** Begin **
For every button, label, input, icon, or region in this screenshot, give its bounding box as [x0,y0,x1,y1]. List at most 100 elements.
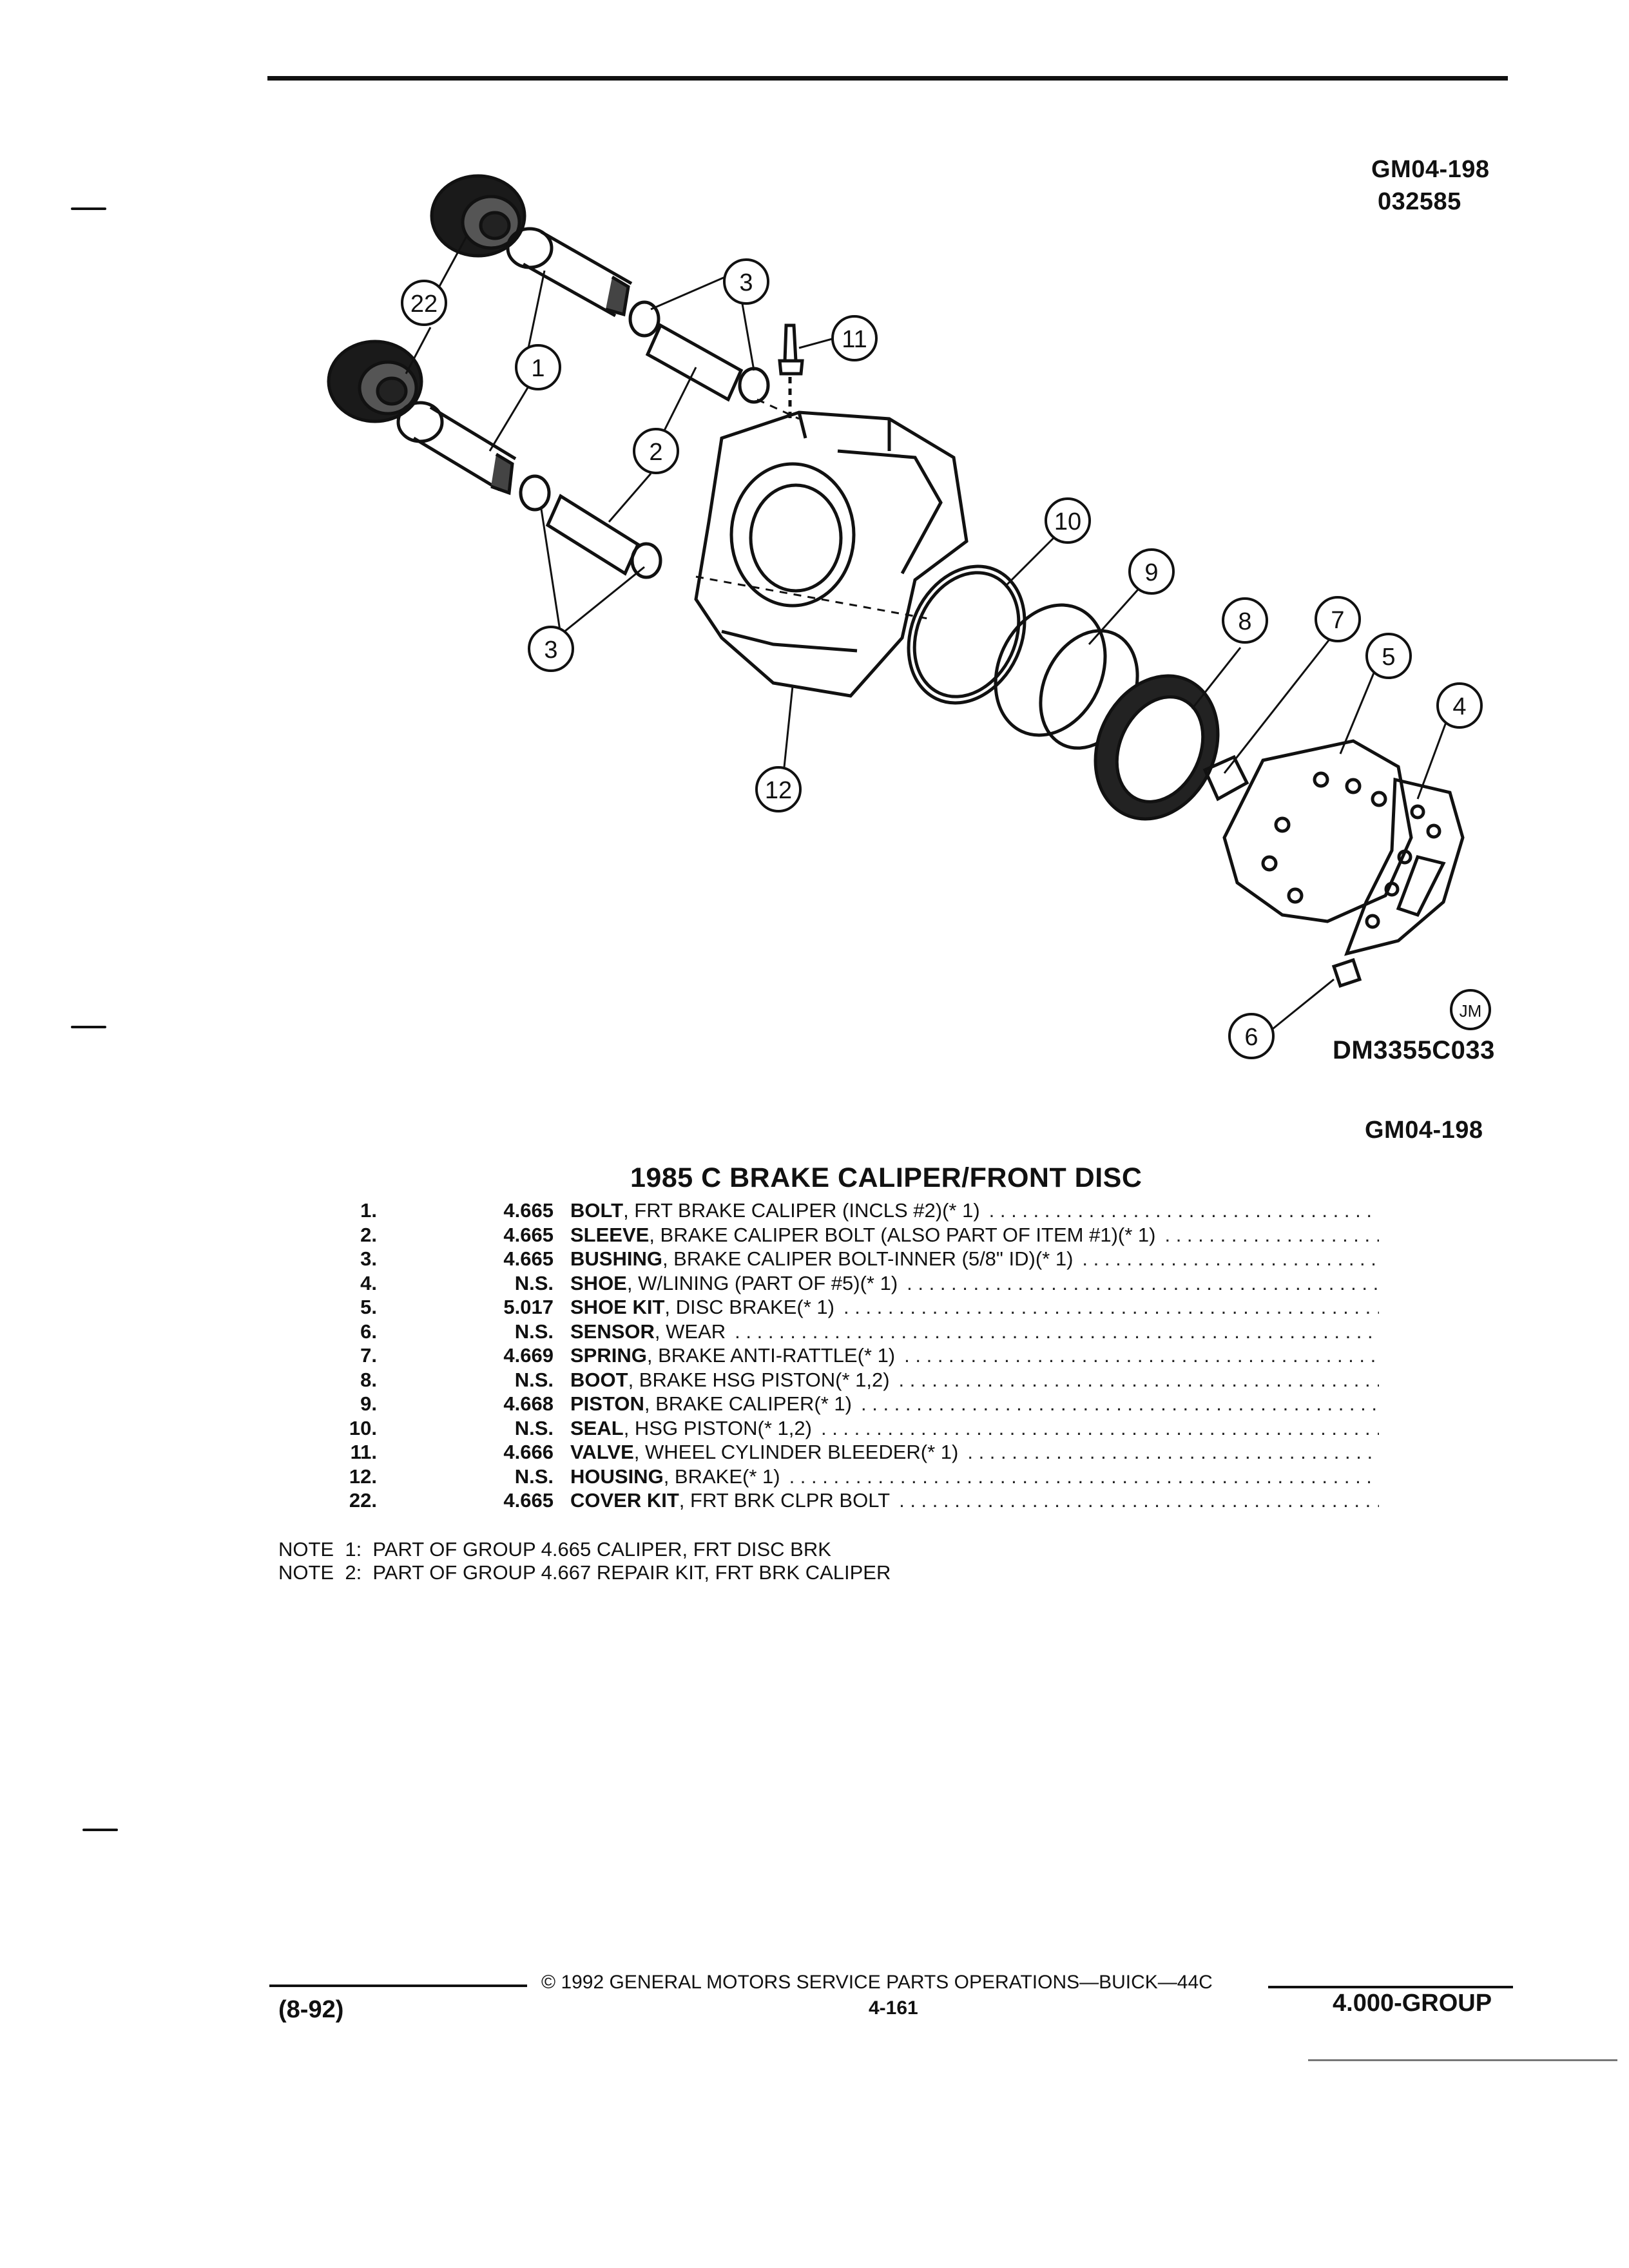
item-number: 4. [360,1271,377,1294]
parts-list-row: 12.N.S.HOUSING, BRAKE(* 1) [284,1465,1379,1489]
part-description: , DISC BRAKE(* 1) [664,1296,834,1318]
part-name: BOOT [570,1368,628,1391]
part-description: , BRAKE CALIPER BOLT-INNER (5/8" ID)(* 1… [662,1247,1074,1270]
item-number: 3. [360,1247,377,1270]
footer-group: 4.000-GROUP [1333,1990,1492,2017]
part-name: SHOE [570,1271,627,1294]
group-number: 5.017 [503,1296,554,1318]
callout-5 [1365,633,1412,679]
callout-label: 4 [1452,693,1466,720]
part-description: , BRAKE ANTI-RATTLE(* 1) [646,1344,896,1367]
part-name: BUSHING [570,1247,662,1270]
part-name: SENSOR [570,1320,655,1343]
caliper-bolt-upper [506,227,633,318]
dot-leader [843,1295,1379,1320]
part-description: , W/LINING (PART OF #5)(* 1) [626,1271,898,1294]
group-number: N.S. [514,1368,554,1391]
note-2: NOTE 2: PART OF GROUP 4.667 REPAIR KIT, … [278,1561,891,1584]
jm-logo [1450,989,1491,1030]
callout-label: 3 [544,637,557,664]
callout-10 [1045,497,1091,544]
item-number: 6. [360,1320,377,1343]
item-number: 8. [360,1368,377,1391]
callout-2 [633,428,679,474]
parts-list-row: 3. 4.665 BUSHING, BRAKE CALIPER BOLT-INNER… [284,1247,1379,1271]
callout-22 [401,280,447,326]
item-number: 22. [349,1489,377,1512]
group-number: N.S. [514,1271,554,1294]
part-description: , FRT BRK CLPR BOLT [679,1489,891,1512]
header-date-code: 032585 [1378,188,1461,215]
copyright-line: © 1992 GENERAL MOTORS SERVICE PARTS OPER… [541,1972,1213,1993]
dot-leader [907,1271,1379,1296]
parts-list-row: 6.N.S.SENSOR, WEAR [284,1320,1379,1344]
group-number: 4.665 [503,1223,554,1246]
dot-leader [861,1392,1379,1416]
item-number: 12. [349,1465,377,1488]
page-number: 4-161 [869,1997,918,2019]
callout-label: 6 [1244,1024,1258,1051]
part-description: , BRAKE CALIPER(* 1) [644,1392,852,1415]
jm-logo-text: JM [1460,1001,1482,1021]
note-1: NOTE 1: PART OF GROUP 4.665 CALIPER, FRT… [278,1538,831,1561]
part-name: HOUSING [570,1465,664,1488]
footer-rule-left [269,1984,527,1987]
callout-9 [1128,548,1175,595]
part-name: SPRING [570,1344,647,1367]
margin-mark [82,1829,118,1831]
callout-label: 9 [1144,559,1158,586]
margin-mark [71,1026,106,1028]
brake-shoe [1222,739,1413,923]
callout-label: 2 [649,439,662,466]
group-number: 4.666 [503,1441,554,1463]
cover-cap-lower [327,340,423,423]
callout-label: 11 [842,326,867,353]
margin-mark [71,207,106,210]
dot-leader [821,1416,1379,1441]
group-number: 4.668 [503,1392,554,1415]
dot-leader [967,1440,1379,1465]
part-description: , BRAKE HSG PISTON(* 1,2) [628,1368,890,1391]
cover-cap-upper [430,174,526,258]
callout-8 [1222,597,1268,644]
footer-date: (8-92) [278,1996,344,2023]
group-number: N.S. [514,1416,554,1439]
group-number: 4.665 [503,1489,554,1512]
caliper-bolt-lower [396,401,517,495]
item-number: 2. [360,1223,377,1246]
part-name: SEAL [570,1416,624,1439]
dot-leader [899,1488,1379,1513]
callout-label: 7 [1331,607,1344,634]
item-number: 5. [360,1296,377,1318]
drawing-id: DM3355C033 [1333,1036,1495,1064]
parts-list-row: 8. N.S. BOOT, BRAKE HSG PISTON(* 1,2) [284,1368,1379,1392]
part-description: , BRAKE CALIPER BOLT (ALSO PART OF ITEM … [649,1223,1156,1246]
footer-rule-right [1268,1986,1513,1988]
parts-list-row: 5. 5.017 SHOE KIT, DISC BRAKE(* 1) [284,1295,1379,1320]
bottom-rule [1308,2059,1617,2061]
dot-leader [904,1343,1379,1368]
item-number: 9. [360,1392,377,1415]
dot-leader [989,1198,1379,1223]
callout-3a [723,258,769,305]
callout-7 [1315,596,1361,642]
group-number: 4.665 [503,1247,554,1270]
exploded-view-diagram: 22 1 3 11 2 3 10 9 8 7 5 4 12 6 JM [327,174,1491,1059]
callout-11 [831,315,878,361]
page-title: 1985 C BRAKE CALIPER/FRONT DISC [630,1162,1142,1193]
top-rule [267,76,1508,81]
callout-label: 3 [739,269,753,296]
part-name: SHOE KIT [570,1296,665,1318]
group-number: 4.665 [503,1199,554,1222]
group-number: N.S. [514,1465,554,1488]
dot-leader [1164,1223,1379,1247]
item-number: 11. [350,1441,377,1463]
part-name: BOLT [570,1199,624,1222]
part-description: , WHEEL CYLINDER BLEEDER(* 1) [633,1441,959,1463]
** End **
WHAT THE EXERCISE ASKS: Reproduce every line of the material above word for word, leaving out the pictures.

EXERCISE SOLUTION:
For every button, label, input, icon, or region in this screenshot, give its bounding box as [x0,y0,x1,y1]. List at most 100 elements.
item-number: 4. [360,1271,377,1294]
parts-list-row: 12.N.S.HOUSING, BRAKE(* 1) [284,1465,1379,1489]
part-description: , DISC BRAKE(* 1) [664,1296,834,1318]
part-name: BOOT [570,1368,628,1391]
part-description: , BRAKE CALIPER BOLT-INNER (5/8" ID)(* 1… [662,1247,1074,1270]
item-number: 3. [360,1247,377,1270]
footer-group: 4.000-GROUP [1333,1990,1492,2017]
part-name: SHOE [570,1271,627,1294]
group-number: 5.017 [503,1296,554,1318]
callout-5 [1365,633,1412,679]
callout-label: 4 [1452,693,1466,720]
part-description: , BRAKE ANTI-RATTLE(* 1) [646,1344,896,1367]
part-name: BUSHING [570,1247,662,1270]
part-name: SENSOR [570,1320,655,1343]
caliper-bolt-upper [506,227,633,318]
dot-leader [843,1295,1379,1320]
part-description: , W/LINING (PART OF #5)(* 1) [626,1271,898,1294]
group-number: N.S. [514,1368,554,1391]
note-2: NOTE 2: PART OF GROUP 4.667 REPAIR KIT, … [278,1561,891,1584]
jm-logo [1450,989,1491,1030]
callout-label: 3 [544,637,557,664]
callout-10 [1045,497,1091,544]
item-number: 6. [360,1320,377,1343]
item-number: 8. [360,1368,377,1391]
callout-2 [633,428,679,474]
parts-list-row: 3. 4.665 BUSHING, BRAKE CALIPER BOLT-INNER… [284,1247,1379,1271]
callout-22 [401,280,447,326]
item-number: 22. [349,1489,377,1512]
group-number: N.S. [514,1271,554,1294]
part-description: , FRT BRK CLPR BOLT [679,1489,891,1512]
header-date-code: 032585 [1378,188,1461,215]
copyright-line: © 1992 GENERAL MOTORS SERVICE PARTS OPER… [541,1972,1213,1993]
dot-leader [907,1271,1379,1296]
parts-list-row: 6.N.S.SENSOR, WEAR [284,1320,1379,1344]
group-number: 4.665 [503,1223,554,1246]
dot-leader [861,1392,1379,1416]
item-number: 12. [349,1465,377,1488]
page-number: 4-161 [869,1997,918,2019]
callout-label: 6 [1244,1024,1258,1051]
part-description: , BRAKE CALIPER(* 1) [644,1392,852,1415]
jm-logo-text: JM [1460,1001,1482,1021]
note-1: NOTE 1: PART OF GROUP 4.665 CALIPER, FRT… [278,1538,831,1561]
part-name: HOUSING [570,1465,664,1488]
footer-rule-left [269,1984,527,1987]
callout-9 [1128,548,1175,595]
part-name: SPRING [570,1344,647,1367]
margin-mark [82,1829,118,1831]
callout-label: 9 [1144,559,1158,586]
margin-mark [71,1026,106,1028]
brake-shoe [1222,739,1413,923]
callout-label: 2 [649,439,662,466]
group-number: 4.666 [503,1441,554,1463]
cover-cap-lower [327,340,423,423]
callout-label: 11 [842,326,867,353]
margin-mark [71,207,106,210]
dot-leader [821,1416,1379,1441]
group-number: 4.668 [503,1392,554,1415]
dot-leader [967,1440,1379,1465]
part-description: , BRAKE HSG PISTON(* 1,2) [628,1368,890,1391]
cover-cap-upper [430,174,526,258]
callout-8 [1222,597,1268,644]
footer-date: (8-92) [278,1996,344,2023]
group-number: N.S. [514,1416,554,1439]
group-number: 4.665 [503,1489,554,1512]
caliper-bolt-lower [396,401,517,495]
item-number: 2. [360,1223,377,1246]
part-name: SEAL [570,1416,624,1439]
dot-leader [899,1488,1379,1513]
callout-label: 7 [1331,607,1344,634]
item-number: 5. [360,1296,377,1318]
drawing-id: DM3355C033 [1333,1036,1495,1064]
parts-list-row: 8. N.S. BOOT, BRAKE HSG PISTON(* 1,2) [284,1368,1379,1392]
part-description: , BRAKE CALIPER BOLT (ALSO PART OF ITEM … [649,1223,1156,1246]
footer-rule-right [1268,1986,1513,1988]
parts-list-row: 5. 5.017 SHOE KIT, DISC BRAKE(* 1) [284,1295,1379,1320]
bottom-rule [1308,2059,1617,2061]
dot-leader [904,1343,1379,1368]
item-number: 9. [360,1392,377,1415]
dot-leader [989,1198,1379,1223]
callout-3a [723,258,769,305]
callout-7 [1315,596,1361,642]
group-number: 4.665 [503,1247,554,1270]
exploded-view-diagram: 22 1 3 11 2 3 10 9 8 7 5 4 12 6 JM [327,174,1491,1059]
callout-11 [831,315,878,361]
page-title: 1985 C BRAKE CALIPER/FRONT DISC [630,1162,1142,1193]
top-rule [267,76,1508,81]
callout-label: 3 [739,269,753,296]
part-name: SHOE KIT [570,1296,665,1318]
group-number: 4.665 [503,1199,554,1222]
group-number: N.S. [514,1465,554,1488]
dot-leader [1164,1223,1379,1247]
item-number: 11. [350,1441,377,1463]
part-name: BOLT [570,1199,624,1222]
part-description: , WHEEL CYLINDER BLEEDER(* 1) [633,1441,959,1463]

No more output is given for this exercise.